- [WHAT IS NEEDED]: Spot each line in the records below where the word "icon" occurs, then copy it.

- [DATA ROWS]:

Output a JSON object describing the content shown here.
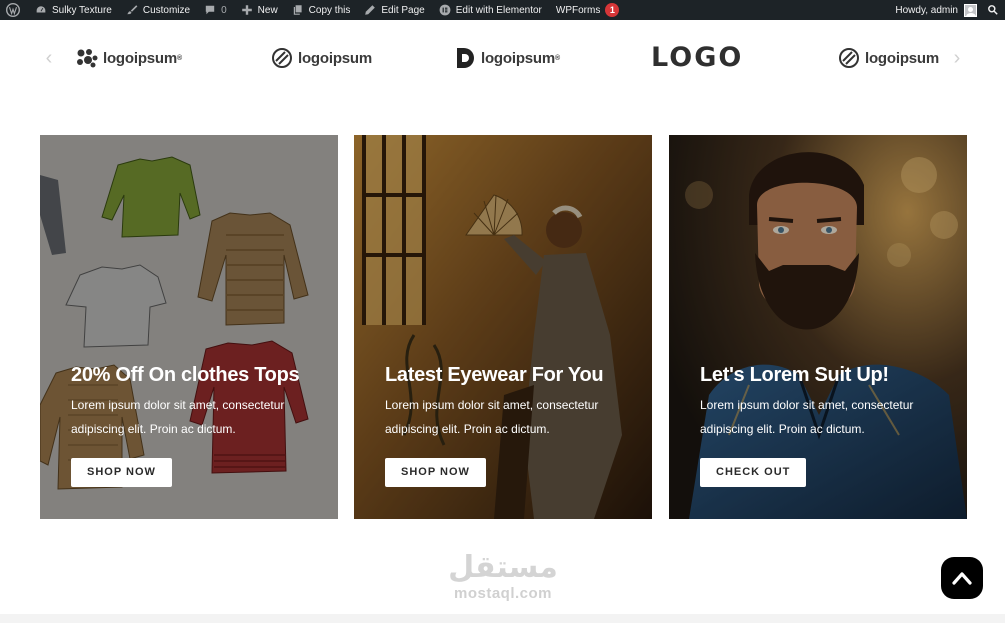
{
  "adminbar": {
    "items": [
      {
        "label": "",
        "icon": "wordpress-icon"
      },
      {
        "label": "Sulky Texture",
        "icon": "dashboard-icon"
      },
      {
        "label": "Customize",
        "icon": "brush-icon"
      },
      {
        "label": "0",
        "icon": "comment-icon"
      },
      {
        "label": "New",
        "icon": "plus-icon"
      },
      {
        "label": "Copy this",
        "icon": "copy-icon"
      },
      {
        "label": "Edit Page",
        "icon": "pencil-icon"
      },
      {
        "label": "Edit with Elementor",
        "icon": "elementor-icon"
      },
      {
        "label": "WPForms",
        "icon": ""
      }
    ],
    "wpforms_count": "1",
    "howdy": "Howdy, admin"
  },
  "logos": {
    "items": [
      "logoipsum",
      "logoipsum",
      "logoipsum",
      "LOGO",
      "logoipsum"
    ],
    "prev_arrow": "‹",
    "next_arrow": "›"
  },
  "cards": [
    {
      "title": "20% Off On clothes Tops",
      "text": "Lorem ipsum dolor sit amet, consectetur adipiscing elit. Proin ac dictum.",
      "button": "SHOP NOW"
    },
    {
      "title": "Latest Eyewear For You",
      "text": "Lorem ipsum dolor sit amet, consectetur adipiscing elit. Proin ac dictum.",
      "button": "SHOP NOW"
    },
    {
      "title": "Let's Lorem Suit Up!",
      "text": "Lorem ipsum dolor sit amet, consectetur adipiscing elit. Proin ac dictum.",
      "button": "CHECK OUT"
    }
  ],
  "watermark": {
    "arabic": "مستقل",
    "latin": "mostaql.com"
  },
  "colors": {
    "adminbar_bg": "#1d2327",
    "badge": "#d63638",
    "button_bg": "#ffffff",
    "to_top_bg": "#000000"
  }
}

- [FULL OUTPUT]:
        "icon": "wordpress-icon"
        "icon": "dashboard-icon"
        "icon": "brush-icon"
        "icon": "comment-icon"
        "icon": "plus-icon"
        "icon": "copy-icon"
        "icon": "pencil-icon"
        "icon": "elementor-icon"
        "icon": ""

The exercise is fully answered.